● **What you need to do**
Copy all of the material exactly. Pictures are not to appear in the copy.

━━━━━ Input for this task ━━━━━

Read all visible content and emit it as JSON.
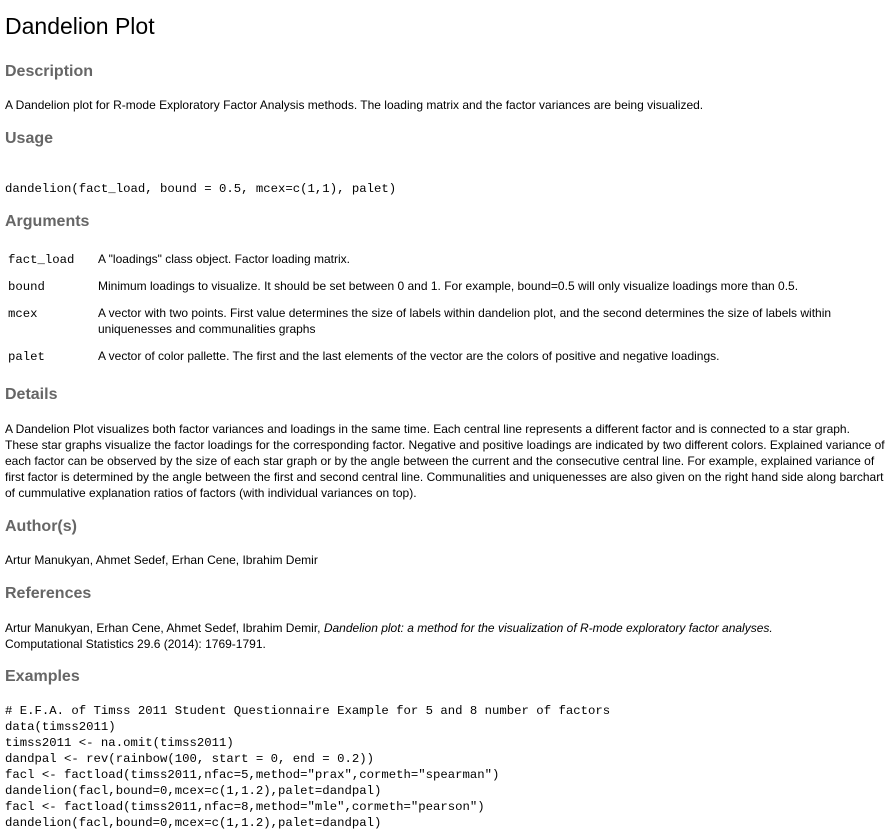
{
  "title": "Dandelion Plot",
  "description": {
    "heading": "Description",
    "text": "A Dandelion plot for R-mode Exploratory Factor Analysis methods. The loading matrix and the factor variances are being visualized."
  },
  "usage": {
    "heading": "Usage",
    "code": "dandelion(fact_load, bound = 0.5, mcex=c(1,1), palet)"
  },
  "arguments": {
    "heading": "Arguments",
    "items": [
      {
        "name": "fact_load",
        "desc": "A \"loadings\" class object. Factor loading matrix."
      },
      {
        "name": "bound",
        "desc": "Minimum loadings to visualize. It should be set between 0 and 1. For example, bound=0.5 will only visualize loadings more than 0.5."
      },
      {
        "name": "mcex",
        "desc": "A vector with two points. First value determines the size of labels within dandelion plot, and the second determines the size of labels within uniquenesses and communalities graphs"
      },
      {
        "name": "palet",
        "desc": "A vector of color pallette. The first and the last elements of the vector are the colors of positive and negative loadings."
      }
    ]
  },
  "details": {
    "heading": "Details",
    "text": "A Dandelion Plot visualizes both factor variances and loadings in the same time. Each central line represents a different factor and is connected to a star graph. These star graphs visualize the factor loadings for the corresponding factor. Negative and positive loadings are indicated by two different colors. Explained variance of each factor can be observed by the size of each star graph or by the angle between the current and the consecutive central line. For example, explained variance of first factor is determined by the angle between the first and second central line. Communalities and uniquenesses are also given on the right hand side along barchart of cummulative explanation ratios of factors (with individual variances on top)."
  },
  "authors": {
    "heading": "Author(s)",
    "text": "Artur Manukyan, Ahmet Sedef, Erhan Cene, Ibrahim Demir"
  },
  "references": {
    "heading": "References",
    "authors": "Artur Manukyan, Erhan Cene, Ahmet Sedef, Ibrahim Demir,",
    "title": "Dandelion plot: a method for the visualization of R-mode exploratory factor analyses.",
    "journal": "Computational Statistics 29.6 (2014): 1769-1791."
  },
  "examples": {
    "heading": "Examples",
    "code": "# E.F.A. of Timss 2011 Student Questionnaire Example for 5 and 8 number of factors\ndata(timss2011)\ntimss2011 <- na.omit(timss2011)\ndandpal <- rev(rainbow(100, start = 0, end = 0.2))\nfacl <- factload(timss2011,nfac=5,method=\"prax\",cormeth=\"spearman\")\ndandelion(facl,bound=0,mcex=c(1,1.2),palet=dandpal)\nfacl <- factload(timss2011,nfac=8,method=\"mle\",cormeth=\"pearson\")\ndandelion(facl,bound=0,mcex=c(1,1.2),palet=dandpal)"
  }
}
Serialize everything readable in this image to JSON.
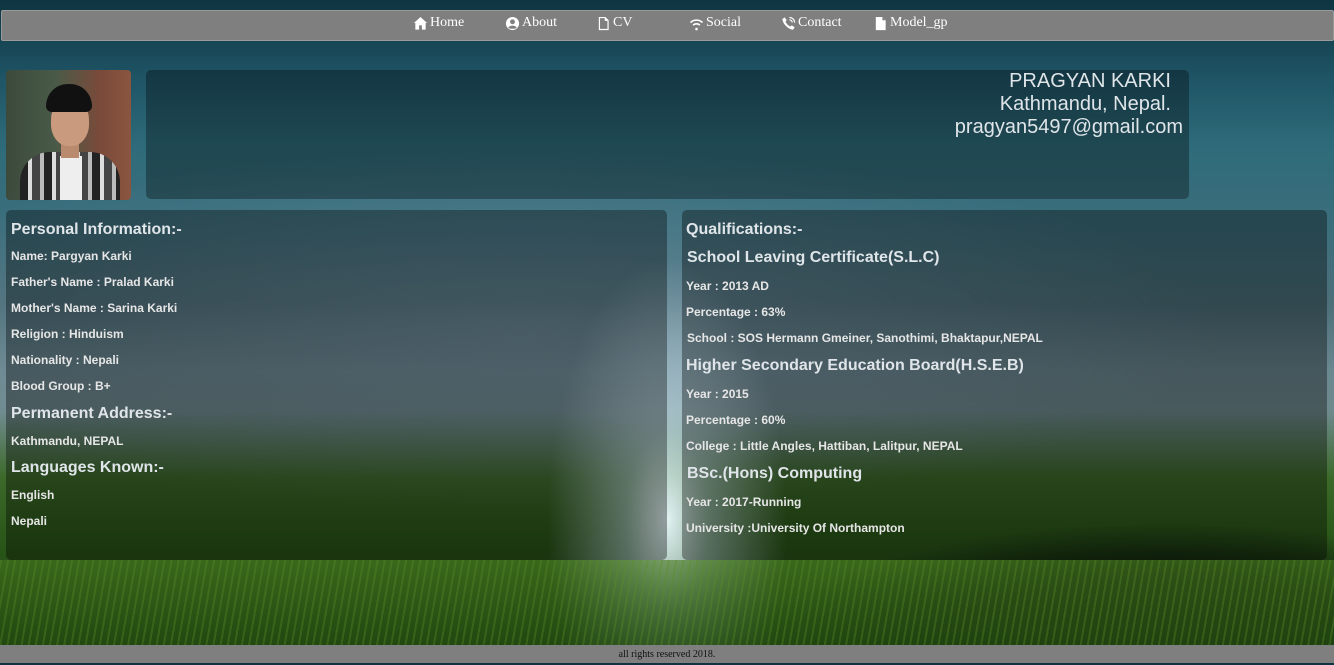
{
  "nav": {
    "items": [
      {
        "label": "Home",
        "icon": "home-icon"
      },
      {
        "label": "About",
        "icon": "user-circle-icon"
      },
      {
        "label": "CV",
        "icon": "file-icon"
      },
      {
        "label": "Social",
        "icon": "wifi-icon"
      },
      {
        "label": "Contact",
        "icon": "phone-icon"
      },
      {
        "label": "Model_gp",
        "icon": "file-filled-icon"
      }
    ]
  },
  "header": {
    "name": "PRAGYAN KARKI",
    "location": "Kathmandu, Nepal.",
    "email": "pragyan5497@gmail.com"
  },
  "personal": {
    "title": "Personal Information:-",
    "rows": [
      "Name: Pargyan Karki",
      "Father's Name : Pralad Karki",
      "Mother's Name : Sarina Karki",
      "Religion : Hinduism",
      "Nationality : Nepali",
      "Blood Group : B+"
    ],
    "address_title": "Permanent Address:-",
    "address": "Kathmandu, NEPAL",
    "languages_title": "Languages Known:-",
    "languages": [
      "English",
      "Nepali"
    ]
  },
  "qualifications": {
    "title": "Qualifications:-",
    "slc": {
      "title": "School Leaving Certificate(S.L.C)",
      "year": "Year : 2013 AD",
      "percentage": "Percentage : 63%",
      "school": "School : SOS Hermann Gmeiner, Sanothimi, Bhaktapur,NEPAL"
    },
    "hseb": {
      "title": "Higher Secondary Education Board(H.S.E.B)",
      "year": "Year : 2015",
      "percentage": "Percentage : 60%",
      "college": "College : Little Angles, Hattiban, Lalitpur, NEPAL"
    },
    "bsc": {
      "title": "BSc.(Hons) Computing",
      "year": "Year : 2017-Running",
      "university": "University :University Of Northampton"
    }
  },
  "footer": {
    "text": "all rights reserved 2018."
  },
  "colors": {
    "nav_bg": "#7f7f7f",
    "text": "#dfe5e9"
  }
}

━━━━━

● **Exercise output**
Read all visible content and emit it as JSON.
{
  "title": "Dandelion Plot",
  "description": {
    "heading": "Description",
    "text": "A Dandelion plot for R-mode Exploratory Factor Analysis methods. The loading matrix and the factor variances are being visualized."
  },
  "usage": {
    "heading": "Usage",
    "code": "dandelion(fact_load, bound = 0.5, mcex=c(1,1), palet)"
  },
  "arguments": {
    "heading": "Arguments",
    "items": [
      {
        "name": "fact_load",
        "desc": "A \"loadings\" class object. Factor loading matrix."
      },
      {
        "name": "bound",
        "desc": "Minimum loadings to visualize. It should be set between 0 and 1. For example, bound=0.5 will only visualize loadings more than 0.5."
      },
      {
        "name": "mcex",
        "desc": "A vector with two points. First value determines the size of labels within dandelion plot, and the second determines the size of labels within uniquenesses and communalities graphs"
      },
      {
        "name": "palet",
        "desc": "A vector of color pallette. The first and the last elements of the vector are the colors of positive and negative loadings."
      }
    ]
  },
  "details": {
    "heading": "Details",
    "text": "A Dandelion Plot visualizes both factor variances and loadings in the same time. Each central line represents a different factor and is connected to a star graph. These star graphs visualize the factor loadings for the corresponding factor. Negative and positive loadings are indicated by two different colors. Explained variance of each factor can be observed by the size of each star graph or by the angle between the current and the consecutive central line. For example, explained variance of first factor is determined by the angle between the first and second central line. Communalities and uniquenesses are also given on the right hand side along barchart of cummulative explanation ratios of factors (with individual variances on top)."
  },
  "authors": {
    "heading": "Author(s)",
    "text": "Artur Manukyan, Ahmet Sedef, Erhan Cene, Ibrahim Demir"
  },
  "references": {
    "heading": "References",
    "authors": "Artur Manukyan, Erhan Cene, Ahmet Sedef, Ibrahim Demir,",
    "title": "Dandelion plot: a method for the visualization of R-mode exploratory factor analyses.",
    "journal": "Computational Statistics 29.6 (2014): 1769-1791."
  },
  "examples": {
    "heading": "Examples",
    "code": "# E.F.A. of Timss 2011 Student Questionnaire Example for 5 and 8 number of factors\ndata(timss2011)\ntimss2011 <- na.omit(timss2011)\ndandpal <- rev(rainbow(100, start = 0, end = 0.2))\nfacl <- factload(timss2011,nfac=5,method=\"prax\",cormeth=\"spearman\")\ndandelion(facl,bound=0,mcex=c(1,1.2),palet=dandpal)\nfacl <- factload(timss2011,nfac=8,method=\"mle\",cormeth=\"pearson\")\ndandelion(facl,bound=0,mcex=c(1,1.2),palet=dandpal)"
  }
}
Serialize everything readable in this image to JSON.
{
  "nav": {
    "items": [
      {
        "label": "Home",
        "icon": "home-icon"
      },
      {
        "label": "About",
        "icon": "user-circle-icon"
      },
      {
        "label": "CV",
        "icon": "file-icon"
      },
      {
        "label": "Social",
        "icon": "wifi-icon"
      },
      {
        "label": "Contact",
        "icon": "phone-icon"
      },
      {
        "label": "Model_gp",
        "icon": "file-filled-icon"
      }
    ]
  },
  "header": {
    "name": "PRAGYAN KARKI",
    "location": "Kathmandu, Nepal.",
    "email": "pragyan5497@gmail.com"
  },
  "personal": {
    "title": "Personal Information:-",
    "rows": [
      "Name: Pargyan Karki",
      "Father's Name : Pralad Karki",
      "Mother's Name : Sarina Karki",
      "Religion : Hinduism",
      "Nationality : Nepali",
      "Blood Group : B+"
    ],
    "address_title": "Permanent Address:-",
    "address": "Kathmandu, NEPAL",
    "languages_title": "Languages Known:-",
    "languages": [
      "English",
      "Nepali"
    ]
  },
  "qualifications": {
    "title": "Qualifications:-",
    "slc": {
      "title": "School Leaving Certificate(S.L.C)",
      "year": "Year : 2013 AD",
      "percentage": "Percentage : 63%",
      "school": "School : SOS Hermann Gmeiner, Sanothimi, Bhaktapur,NEPAL"
    },
    "hseb": {
      "title": "Higher Secondary Education Board(H.S.E.B)",
      "year": "Year : 2015",
      "percentage": "Percentage : 60%",
      "college": "College : Little Angles, Hattiban, Lalitpur, NEPAL"
    },
    "bsc": {
      "title": "BSc.(Hons) Computing",
      "year": "Year : 2017-Running",
      "university": "University :University Of Northampton"
    }
  },
  "footer": {
    "text": "all rights reserved 2018."
  },
  "colors": {
    "nav_bg": "#7f7f7f",
    "text": "#dfe5e9"
  }
}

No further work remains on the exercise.